> What you should do:
Identify every line in the records below that contains the word "следующие", and reproduce each one.

> Exercise material:
——————
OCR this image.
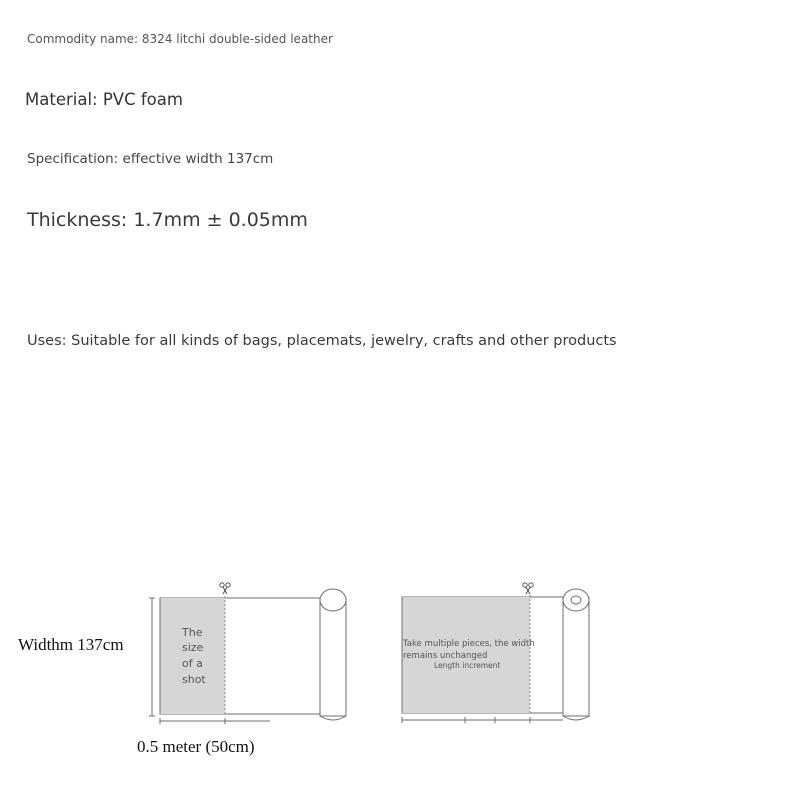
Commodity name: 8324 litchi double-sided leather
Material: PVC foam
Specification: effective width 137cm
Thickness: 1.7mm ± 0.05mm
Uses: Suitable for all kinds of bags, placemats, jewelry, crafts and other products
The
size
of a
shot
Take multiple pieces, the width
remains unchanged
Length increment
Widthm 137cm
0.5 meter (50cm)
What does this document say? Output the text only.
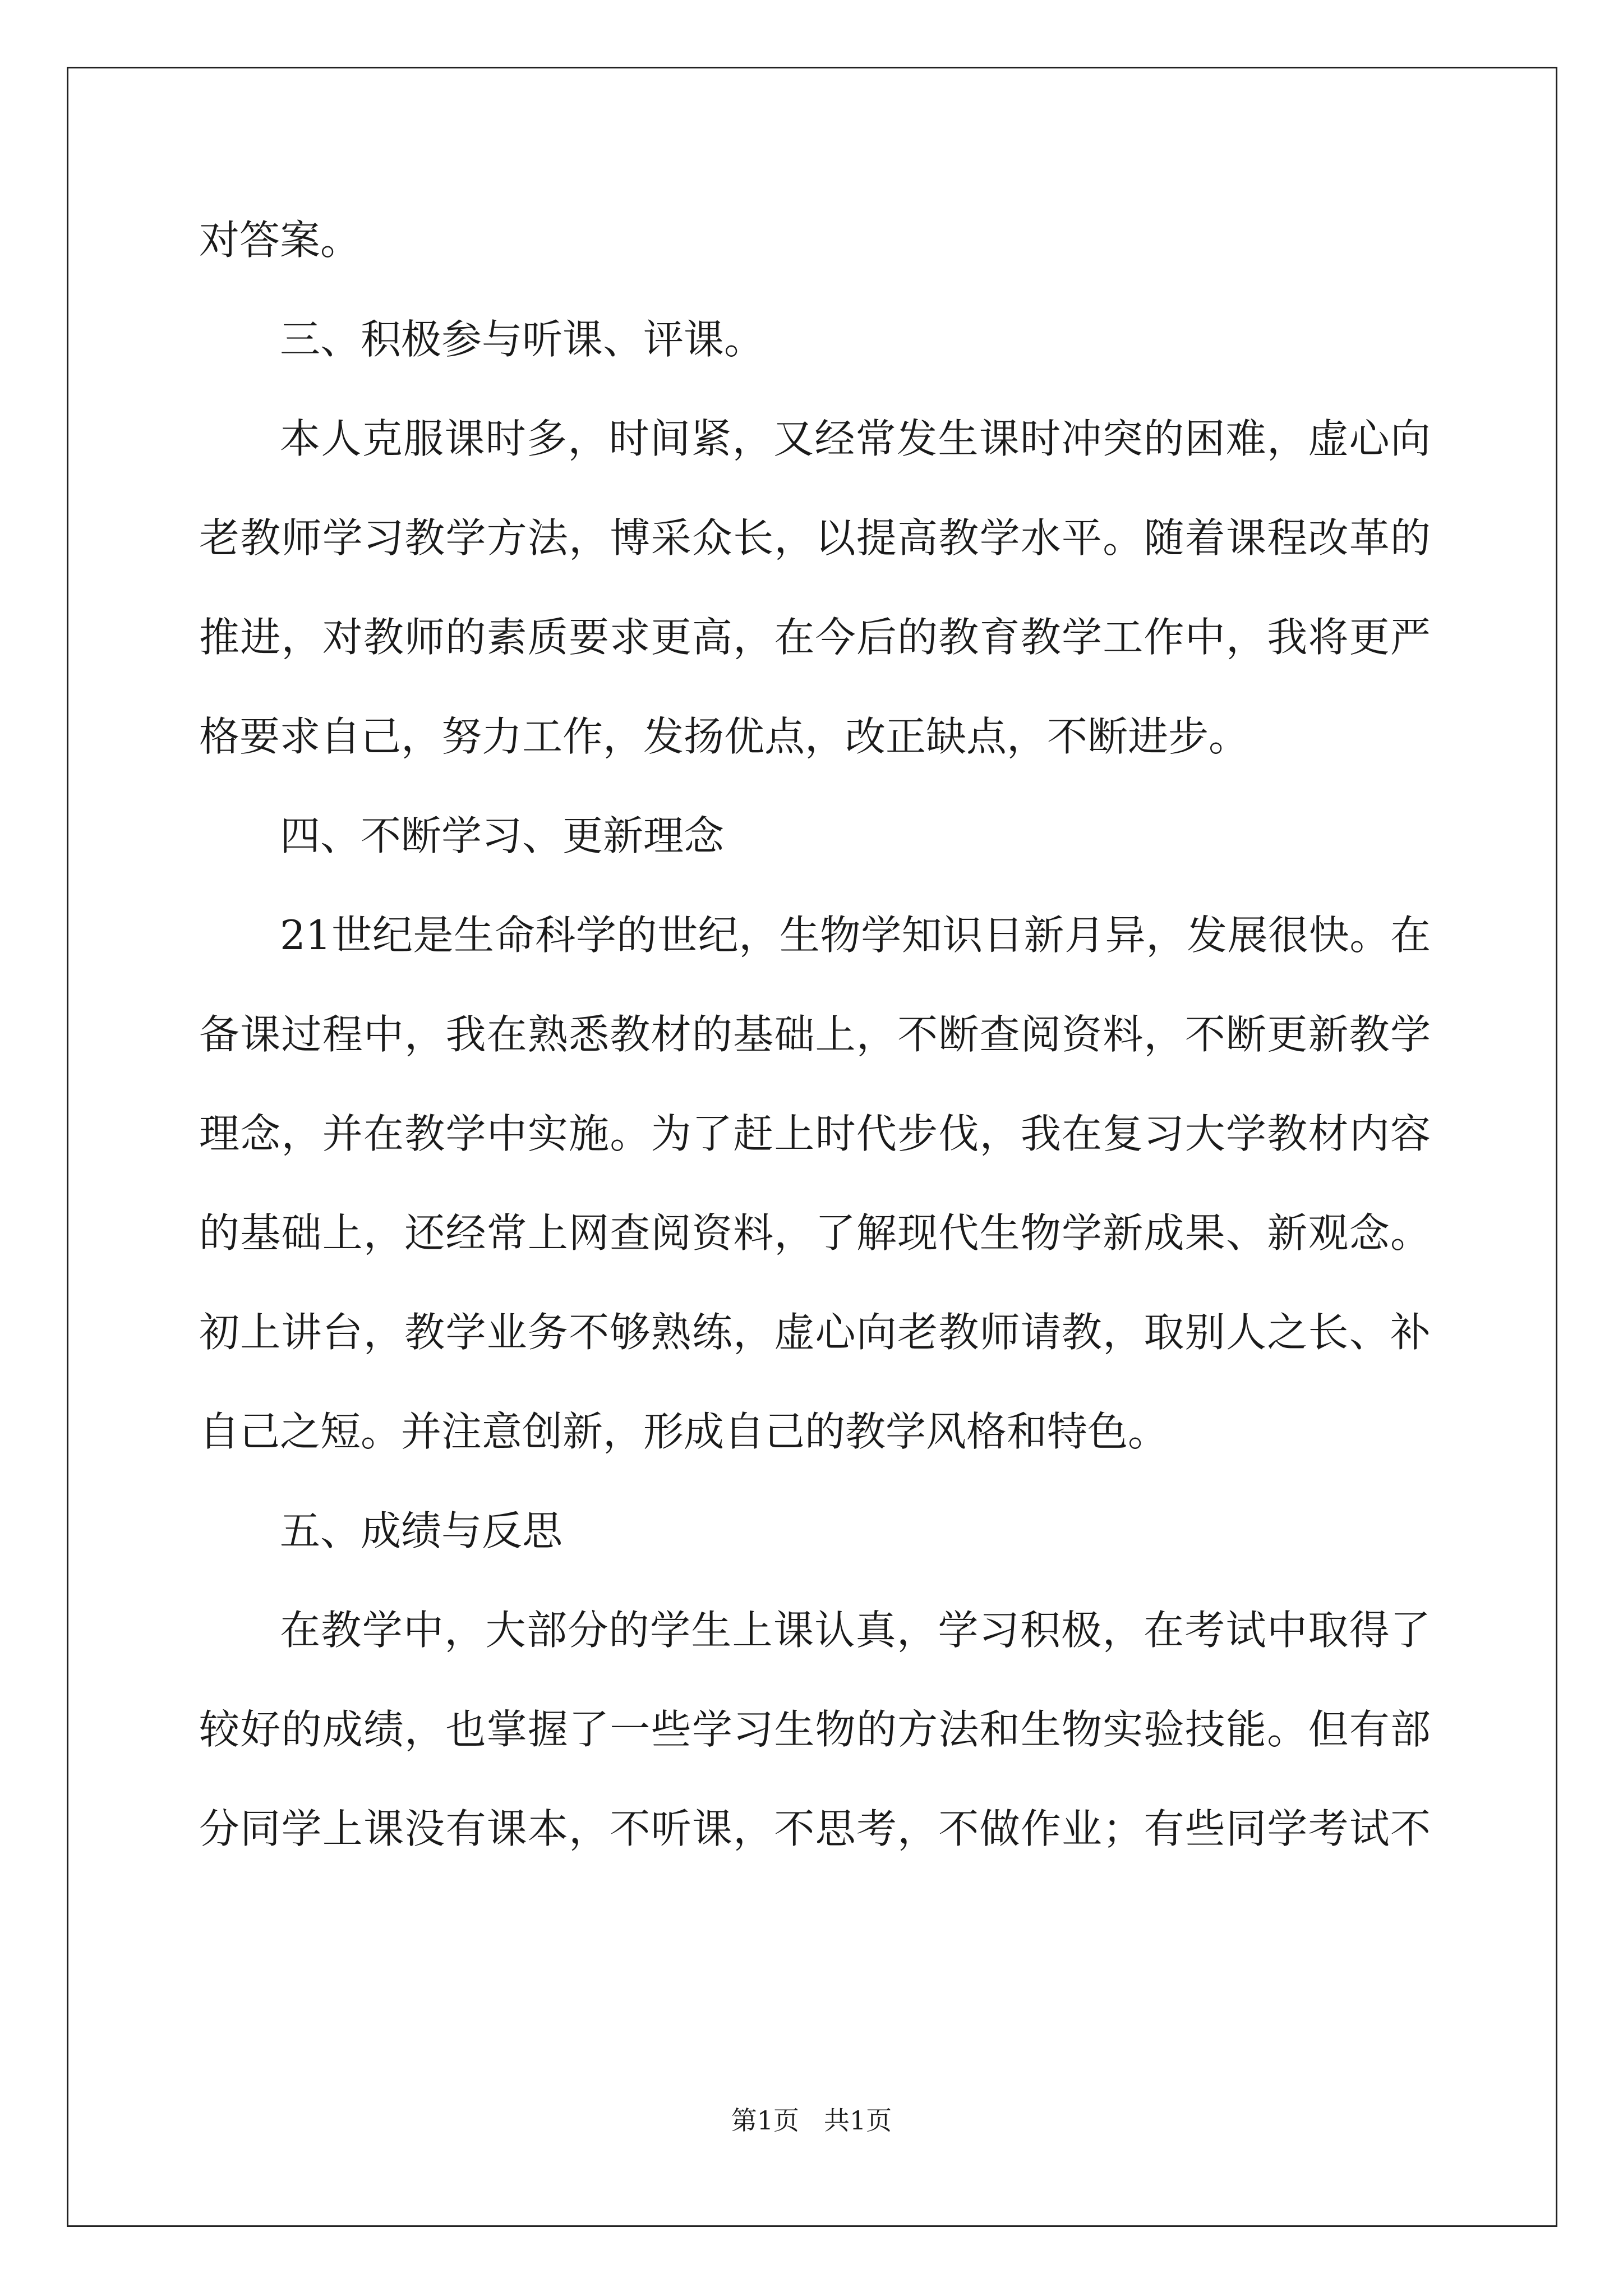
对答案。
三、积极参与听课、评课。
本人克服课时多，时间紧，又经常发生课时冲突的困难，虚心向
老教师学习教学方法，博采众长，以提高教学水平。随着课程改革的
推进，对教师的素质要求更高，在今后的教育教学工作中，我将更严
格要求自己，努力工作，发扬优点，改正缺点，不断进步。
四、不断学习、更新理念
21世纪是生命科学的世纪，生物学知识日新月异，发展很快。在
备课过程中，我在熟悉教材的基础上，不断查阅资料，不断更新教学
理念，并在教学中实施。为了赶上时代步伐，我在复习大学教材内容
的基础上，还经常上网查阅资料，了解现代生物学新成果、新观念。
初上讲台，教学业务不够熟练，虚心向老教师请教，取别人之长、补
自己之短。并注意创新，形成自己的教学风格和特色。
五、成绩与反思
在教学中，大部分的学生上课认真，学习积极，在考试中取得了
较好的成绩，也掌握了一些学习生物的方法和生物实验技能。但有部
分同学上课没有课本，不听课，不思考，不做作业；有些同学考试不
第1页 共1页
——————
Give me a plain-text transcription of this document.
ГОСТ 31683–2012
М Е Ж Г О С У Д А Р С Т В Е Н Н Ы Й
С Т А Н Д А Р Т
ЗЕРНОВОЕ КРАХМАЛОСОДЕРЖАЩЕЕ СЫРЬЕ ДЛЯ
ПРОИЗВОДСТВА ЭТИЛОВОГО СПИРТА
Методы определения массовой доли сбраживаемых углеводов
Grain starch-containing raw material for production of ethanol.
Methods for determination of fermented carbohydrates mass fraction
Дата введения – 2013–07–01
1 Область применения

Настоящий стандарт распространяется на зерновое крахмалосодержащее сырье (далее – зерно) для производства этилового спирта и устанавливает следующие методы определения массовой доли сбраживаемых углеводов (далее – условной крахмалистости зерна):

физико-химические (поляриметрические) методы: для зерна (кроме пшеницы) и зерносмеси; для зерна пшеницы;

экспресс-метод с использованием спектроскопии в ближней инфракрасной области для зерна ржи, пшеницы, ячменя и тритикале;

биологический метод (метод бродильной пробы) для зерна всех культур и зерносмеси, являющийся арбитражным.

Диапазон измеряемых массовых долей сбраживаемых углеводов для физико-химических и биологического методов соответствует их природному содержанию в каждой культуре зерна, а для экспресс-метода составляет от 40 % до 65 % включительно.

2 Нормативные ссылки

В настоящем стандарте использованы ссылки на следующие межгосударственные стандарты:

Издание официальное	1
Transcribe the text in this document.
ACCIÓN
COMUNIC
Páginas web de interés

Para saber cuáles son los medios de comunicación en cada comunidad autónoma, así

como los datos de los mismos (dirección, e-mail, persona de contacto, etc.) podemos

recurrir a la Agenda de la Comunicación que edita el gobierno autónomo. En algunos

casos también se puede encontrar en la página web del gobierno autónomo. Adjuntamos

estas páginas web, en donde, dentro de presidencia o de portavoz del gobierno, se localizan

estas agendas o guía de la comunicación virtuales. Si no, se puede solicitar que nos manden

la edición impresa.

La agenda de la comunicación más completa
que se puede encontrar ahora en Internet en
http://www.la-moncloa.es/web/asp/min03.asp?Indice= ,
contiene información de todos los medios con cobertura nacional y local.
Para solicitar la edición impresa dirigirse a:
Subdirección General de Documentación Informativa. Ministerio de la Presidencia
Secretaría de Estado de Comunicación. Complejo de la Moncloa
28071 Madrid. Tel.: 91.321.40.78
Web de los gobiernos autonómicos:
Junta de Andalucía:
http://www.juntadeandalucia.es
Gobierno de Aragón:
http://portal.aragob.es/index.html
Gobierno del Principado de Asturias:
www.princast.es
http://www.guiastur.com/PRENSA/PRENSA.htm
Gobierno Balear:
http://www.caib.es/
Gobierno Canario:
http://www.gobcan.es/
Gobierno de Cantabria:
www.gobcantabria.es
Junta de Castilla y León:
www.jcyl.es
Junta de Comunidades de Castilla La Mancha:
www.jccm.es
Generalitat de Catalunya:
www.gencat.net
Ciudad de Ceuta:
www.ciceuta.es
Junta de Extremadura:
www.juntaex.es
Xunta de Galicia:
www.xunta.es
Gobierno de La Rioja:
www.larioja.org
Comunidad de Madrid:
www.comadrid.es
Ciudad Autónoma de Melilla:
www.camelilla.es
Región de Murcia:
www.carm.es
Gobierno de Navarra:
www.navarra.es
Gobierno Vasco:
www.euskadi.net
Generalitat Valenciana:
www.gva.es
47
——————
> Exercise response:
Настоящий стандарт распространяется на зерновое крахмалосодержащее сырье (далее – зерно) для производства этилового спирта и устанавливает следующие методы определения массовой доли сбраживаемых углеводов (далее – условной крахмалистости зерна):
В настоящем стандарте использованы ссылки на следующие межгосударственные стандарты:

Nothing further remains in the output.